Reproduce the listing exactly, with no pictures in your copy.

*Data shown*:
┄┄┄┄┄┄┄┄┄┄

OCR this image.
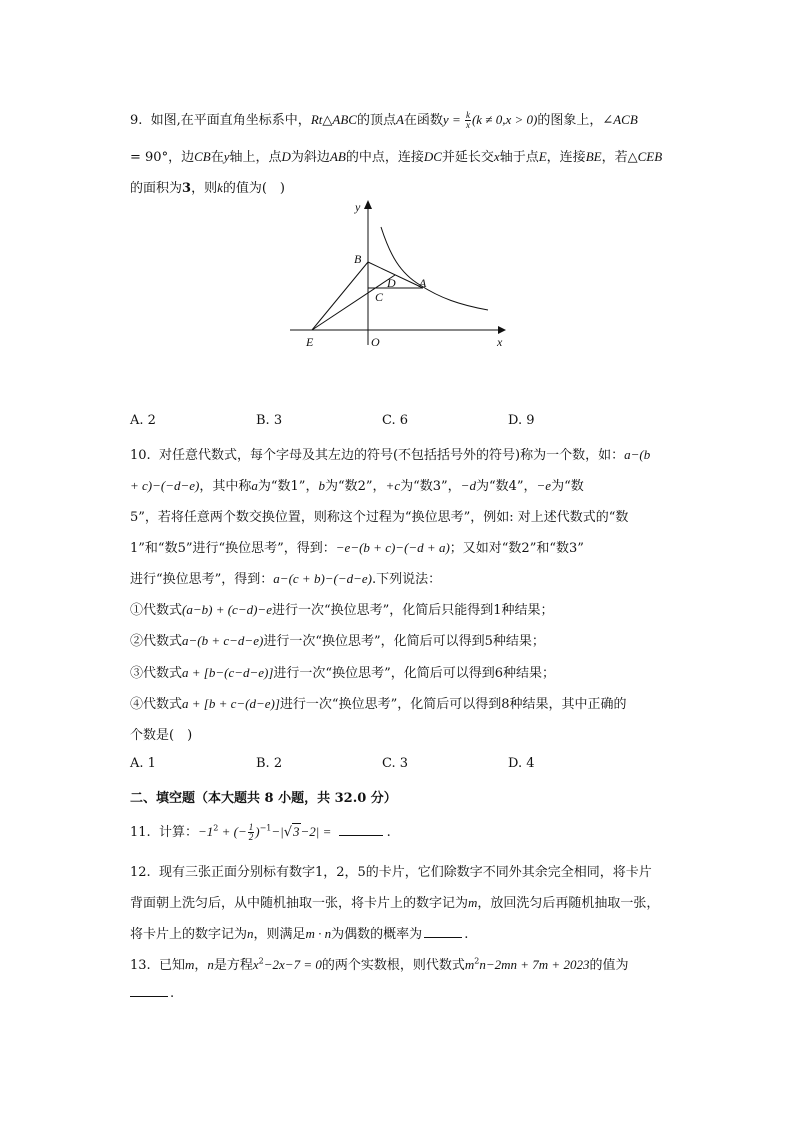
9. 如图,在平面直角坐标系中，Rt△ABC的顶点A在函数$y = \frac{k}{x} (k \ne 0,x > 0)$的图象上，∠ACB
= 90°，边CB在y轴上，点D为斜边AB的中点，连接DC并延长交x轴于点E，连接BE，若△CEB
的面积为3，则k的值为(　)
y
x
B
D A
C
E	O
A. 2	B. 3	C. 6	D. 9
10. 对任意代数式，每个字母及其左边的符号(不包括括号外的符号)称为一个数，如：a−(b
+ c)−(−d−e)，其中称a为“数1”，b为“数2”，+c为“数3”，−d为“数4”，−e为“数
5”，若将任意两个数交换位置，则称这个过程为“换位思考”，例如: 对上述代数式的“数
1”和“数5”进行“换位思考”，得到：−e−(b + c)−(−d + a)；又如对“数2”和“数3”
进行“换位思考”，得到：a−(c + b)−(−d−e).下列说法：
①代数式(a−b) + (c−d)−e进行一次“换位思考”，化简后只能得到1种结果；
②代数式a−(b + c−d−e)进行一次“换位思考”，化简后可以得到5种结果；
③代数式a + [b−(c−d−e)]进行一次“换位思考”，化简后可以得到6种结果；
④代数式a + [b + c−(d−e)]进行一次“换位思考”，化简后可以得到8种结果，其中正确的
个数是(　)
A. 1	B. 2	C. 3	D. 4
二、填空题（本大题共 8 小题，共 32.0 分）
11. 计算：$-1^2$ + (− $\frac{1}{2} )^{-1}-|√3-2|$ =	.
12. 现有三张正面分别标有数字1，2，5的卡片，它们除数字不同外其余完全相同，将卡片
背面朝上洗匀后，从中随机抽取一张，将卡片上的数字记为m，放回洗匀后再随机抽取一张，
将卡片上的数字记为n，则满足m · n为偶数的概率为	.
13. 已知m，n是方程$x^2-2x-7 = 0$的两个实数根，则代数式$m^2n-2mn + 7m + 2023$的值为
.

┄┄┄┄┄┄┄┄┄┄

*Complete response*:
OCR this image.
9. 如图,在平面直角坐标系中，Rt△ABC的顶点A在函数$y = \frac{k}{x} (k \ne 0,x > 0)$的图象上，∠ACB
= 90°，边CB在y轴上，点D为斜边AB的中点，连接DC并延长交x轴于点E，连接BE，若△CEB
的面积为3，则k的值为(　)
y
x
B
D A
C
E	O
A. 2	B. 3	C. 6	D. 9
10. 对任意代数式，每个字母及其左边的符号(不包括括号外的符号)称为一个数，如：a−(b
+ c)−(−d−e)，其中称a为“数1”，b为“数2”，+c为“数3”，−d为“数4”，−e为“数
5”，若将任意两个数交换位置，则称这个过程为“换位思考”，例如: 对上述代数式的“数
1”和“数5”进行“换位思考”，得到：−e−(b + c)−(−d + a)；又如对“数2”和“数3”
进行“换位思考”，得到：a−(c + b)−(−d−e).下列说法：
①代数式(a−b) + (c−d)−e进行一次“换位思考”，化简后只能得到1种结果；
②代数式a−(b + c−d−e)进行一次“换位思考”，化简后可以得到5种结果；
③代数式a + [b−(c−d−e)]进行一次“换位思考”，化简后可以得到6种结果；
④代数式a + [b + c−(d−e)]进行一次“换位思考”，化简后可以得到8种结果，其中正确的
个数是(　)
A. 1	B. 2	C. 3	D. 4
二、填空题（本大题共 8 小题，共 32.0 分）
11. 计算：$-1^2$ + (− $\frac{1}{2} )^{-1}-|√3-2|$ =	.
12. 现有三张正面分别标有数字1，2，5的卡片，它们除数字不同外其余完全相同，将卡片
背面朝上洗匀后，从中随机抽取一张，将卡片上的数字记为m，放回洗匀后再随机抽取一张，
将卡片上的数字记为n，则满足m · n为偶数的概率为	.
13. 已知m，n是方程$x^2-2x-7 = 0$的两个实数根，则代数式$m^2n-2mn + 7m + 2023$的值为
.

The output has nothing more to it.